**GOAL OF THE EXERCISE:**
Copy every one of the rows below word for word, keeping each line unchanged.

**Data rows:**
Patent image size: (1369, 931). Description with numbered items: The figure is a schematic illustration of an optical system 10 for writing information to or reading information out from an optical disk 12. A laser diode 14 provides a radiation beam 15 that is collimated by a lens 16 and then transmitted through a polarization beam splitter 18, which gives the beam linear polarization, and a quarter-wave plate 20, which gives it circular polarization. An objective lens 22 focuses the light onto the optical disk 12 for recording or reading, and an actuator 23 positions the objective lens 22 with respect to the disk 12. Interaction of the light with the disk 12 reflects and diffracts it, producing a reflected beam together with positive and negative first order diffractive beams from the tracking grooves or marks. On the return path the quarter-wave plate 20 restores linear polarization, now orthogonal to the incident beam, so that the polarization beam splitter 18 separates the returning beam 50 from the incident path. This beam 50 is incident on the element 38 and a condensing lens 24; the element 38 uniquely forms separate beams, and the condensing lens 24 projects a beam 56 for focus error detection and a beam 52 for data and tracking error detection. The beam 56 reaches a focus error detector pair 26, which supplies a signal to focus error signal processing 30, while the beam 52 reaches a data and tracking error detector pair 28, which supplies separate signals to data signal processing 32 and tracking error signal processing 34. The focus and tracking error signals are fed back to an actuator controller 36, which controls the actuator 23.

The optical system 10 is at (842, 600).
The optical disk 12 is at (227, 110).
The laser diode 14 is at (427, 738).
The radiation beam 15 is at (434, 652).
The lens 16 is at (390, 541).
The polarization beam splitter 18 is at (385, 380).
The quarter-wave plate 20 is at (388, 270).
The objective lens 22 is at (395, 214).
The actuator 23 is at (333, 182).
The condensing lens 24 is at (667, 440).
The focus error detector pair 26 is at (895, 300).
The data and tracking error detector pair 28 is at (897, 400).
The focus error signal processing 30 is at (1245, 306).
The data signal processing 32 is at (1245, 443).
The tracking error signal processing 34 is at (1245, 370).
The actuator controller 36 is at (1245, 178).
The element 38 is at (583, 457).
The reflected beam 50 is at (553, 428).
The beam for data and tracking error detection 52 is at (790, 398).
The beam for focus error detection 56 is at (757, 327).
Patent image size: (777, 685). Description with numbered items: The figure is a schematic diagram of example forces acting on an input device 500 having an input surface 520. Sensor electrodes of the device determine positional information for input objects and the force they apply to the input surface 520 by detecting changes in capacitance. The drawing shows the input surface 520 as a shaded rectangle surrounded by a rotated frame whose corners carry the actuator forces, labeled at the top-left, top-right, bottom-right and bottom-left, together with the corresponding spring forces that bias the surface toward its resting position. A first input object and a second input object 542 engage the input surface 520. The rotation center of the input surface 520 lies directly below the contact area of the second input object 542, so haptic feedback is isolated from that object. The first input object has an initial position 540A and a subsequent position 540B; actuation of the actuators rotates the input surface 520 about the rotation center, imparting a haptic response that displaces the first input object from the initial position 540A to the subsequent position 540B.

**ANSWER TO THIS PROBLEM:**
Patent image size: (1369, 931). Description with numbered items: The figure is a schematic illustration of an optical system 10 for writing information to or reading information out from an optical disk 12. A laser diode 14 provides a radiation beam 15 that is collimated by a lens 16 and then transmitted through a polarization beam splitter 18, which gives the beam linear polarization, and a quarter-wave plate 20, which gives it circular polarization. An objective lens 22 focuses the light onto the optical disk 12 for recording or reading, and an actuator 23 positions the objective lens 22 with respect to the disk 12. Interaction of the light with the disk 12 reflects and diffracts it, producing a reflected beam together with positive and negative first order diffractive beams from the tracking grooves or marks. On the return path the quarter-wave plate 20 restores linear polarization, now orthogonal to the incident beam, so that the polarization beam splitter 18 separates the returning beam 50 from the incident path. This beam 50 is incident on the element 38 and a condensing lens 24; the element 38 uniquely forms separate beams, and the condensing lens 24 projects a beam 56 for focus error detection and a beam 52 for data and tracking error detection. The beam 56 reaches a focus error detector pair 26, which supplies a signal to focus error signal processing 30, while the beam 52 reaches a data and tracking error detector pair 28, which supplies separate signals to data signal processing 32 and tracking error signal processing 34. The focus and tracking error signals are fed back to an actuator controller 36, which controls the actuator 23.

The optical system 10 is at (842, 600).
The optical disk 12 is at (227, 110).
The laser diode 14 is at (427, 738).
The radiation beam 15 is at (434, 652).
The lens 16 is at (390, 541).
The polarization beam splitter 18 is at (385, 380).
The quarter-wave plate 20 is at (388, 270).
The objective lens 22 is at (395, 214).
The actuator 23 is at (333, 182).
The condensing lens 24 is at (667, 440).
The focus error detector pair 26 is at (895, 300).
The data and tracking error detector pair 28 is at (897, 400).
The focus error signal processing 30 is at (1245, 306).
The data signal processing 32 is at (1245, 443).
The tracking error signal processing 34 is at (1245, 370).
The actuator controller 36 is at (1245, 178).
The element 38 is at (583, 457).
The reflected beam 50 is at (553, 428).
The beam for data and tracking error detection 52 is at (790, 398).
The beam for focus error detection 56 is at (757, 327).
Patent image size: (777, 685). Description with numbered items: The figure is a schematic diagram of example forces acting on an input device 500 having an input surface 520. Sensor electrodes of the device determine positional information for input objects and the force they apply to the input surface 520 by detecting changes in capacitance. The drawing shows the input surface 520 as a shaded rectangle surrounded by a rotated frame whose corners carry the actuator forces, labeled at the top-left, top-right, bottom-right and bottom-left, together with the corresponding spring forces that bias the surface toward its resting position. A first input object and a second input object 542 engage the input surface 520. The rotation center of the input surface 520 lies directly below the contact area of the second input object 542, so haptic feedback is isolated from that object. The first input object has an initial position 540A and a subsequent position 540B; actuation of the actuators rotates the input surface 520 about the rotation center, imparting a haptic response that displaces the first input object from the initial position 540A to the subsequent position 540B.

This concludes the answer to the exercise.